Short exercise
Every line of the material below must be repeated exactly.

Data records
[START]

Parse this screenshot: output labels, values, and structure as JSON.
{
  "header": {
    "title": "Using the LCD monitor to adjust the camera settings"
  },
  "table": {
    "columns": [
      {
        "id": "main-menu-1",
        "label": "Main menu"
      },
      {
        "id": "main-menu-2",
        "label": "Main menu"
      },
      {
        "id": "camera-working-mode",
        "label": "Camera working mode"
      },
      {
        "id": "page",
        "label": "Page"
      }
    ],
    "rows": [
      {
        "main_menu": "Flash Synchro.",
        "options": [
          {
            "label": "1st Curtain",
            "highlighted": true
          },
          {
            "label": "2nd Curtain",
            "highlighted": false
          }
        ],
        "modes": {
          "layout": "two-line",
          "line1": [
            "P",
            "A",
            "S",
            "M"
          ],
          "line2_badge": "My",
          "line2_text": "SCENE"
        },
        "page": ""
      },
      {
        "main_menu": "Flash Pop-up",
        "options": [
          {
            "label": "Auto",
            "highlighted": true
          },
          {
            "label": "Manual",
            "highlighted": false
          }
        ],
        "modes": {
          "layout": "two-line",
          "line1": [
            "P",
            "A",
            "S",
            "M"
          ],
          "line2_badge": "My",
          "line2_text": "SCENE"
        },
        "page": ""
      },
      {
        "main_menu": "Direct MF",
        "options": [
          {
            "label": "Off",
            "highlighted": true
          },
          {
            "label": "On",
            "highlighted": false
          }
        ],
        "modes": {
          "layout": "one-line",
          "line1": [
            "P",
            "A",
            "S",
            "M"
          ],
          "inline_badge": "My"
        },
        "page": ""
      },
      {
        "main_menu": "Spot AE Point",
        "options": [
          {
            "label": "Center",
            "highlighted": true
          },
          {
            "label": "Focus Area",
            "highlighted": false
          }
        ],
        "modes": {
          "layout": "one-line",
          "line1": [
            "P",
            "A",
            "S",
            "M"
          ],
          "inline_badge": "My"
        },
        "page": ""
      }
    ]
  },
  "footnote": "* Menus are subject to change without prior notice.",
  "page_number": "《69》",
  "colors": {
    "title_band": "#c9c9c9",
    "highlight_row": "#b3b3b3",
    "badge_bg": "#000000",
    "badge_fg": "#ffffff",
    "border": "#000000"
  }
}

[END]

Answer to the problem
Parse this screenshot: output labels, values, and structure as JSON.
{
  "header": {
    "title": "Using the LCD monitor to adjust the camera settings"
  },
  "table": {
    "columns": [
      {
        "id": "main-menu-1",
        "label": "Main menu"
      },
      {
        "id": "main-menu-2",
        "label": "Main menu"
      },
      {
        "id": "camera-working-mode",
        "label": "Camera working mode"
      },
      {
        "id": "page",
        "label": "Page"
      }
    ],
    "rows": [
      {
        "main_menu": "Flash Synchro.",
        "options": [
          {
            "label": "1st Curtain",
            "highlighted": true
          },
          {
            "label": "2nd Curtain",
            "highlighted": false
          }
        ],
        "modes": {
          "layout": "two-line",
          "line1": [
            "P",
            "A",
            "S",
            "M"
          ],
          "line2_badge": "My",
          "line2_text": "SCENE"
        },
        "page": ""
      },
      {
        "main_menu": "Flash Pop-up",
        "options": [
          {
            "label": "Auto",
            "highlighted": true
          },
          {
            "label": "Manual",
            "highlighted": false
          }
        ],
        "modes": {
          "layout": "two-line",
          "line1": [
            "P",
            "A",
            "S",
            "M"
          ],
          "line2_badge": "My",
          "line2_text": "SCENE"
        },
        "page": ""
      },
      {
        "main_menu": "Direct MF",
        "options": [
          {
            "label": "Off",
            "highlighted": true
          },
          {
            "label": "On",
            "highlighted": false
          }
        ],
        "modes": {
          "layout": "one-line",
          "line1": [
            "P",
            "A",
            "S",
            "M"
          ],
          "inline_badge": "My"
        },
        "page": ""
      },
      {
        "main_menu": "Spot AE Point",
        "options": [
          {
            "label": "Center",
            "highlighted": true
          },
          {
            "label": "Focus Area",
            "highlighted": false
          }
        ],
        "modes": {
          "layout": "one-line",
          "line1": [
            "P",
            "A",
            "S",
            "M"
          ],
          "inline_badge": "My"
        },
        "page": ""
      }
    ]
  },
  "footnote": "* Menus are subject to change without prior notice.",
  "page_number": "《69》",
  "colors": {
    "title_band": "#c9c9c9",
    "highlight_row": "#b3b3b3",
    "badge_bg": "#000000",
    "badge_fg": "#ffffff",
    "border": "#000000"
  }
}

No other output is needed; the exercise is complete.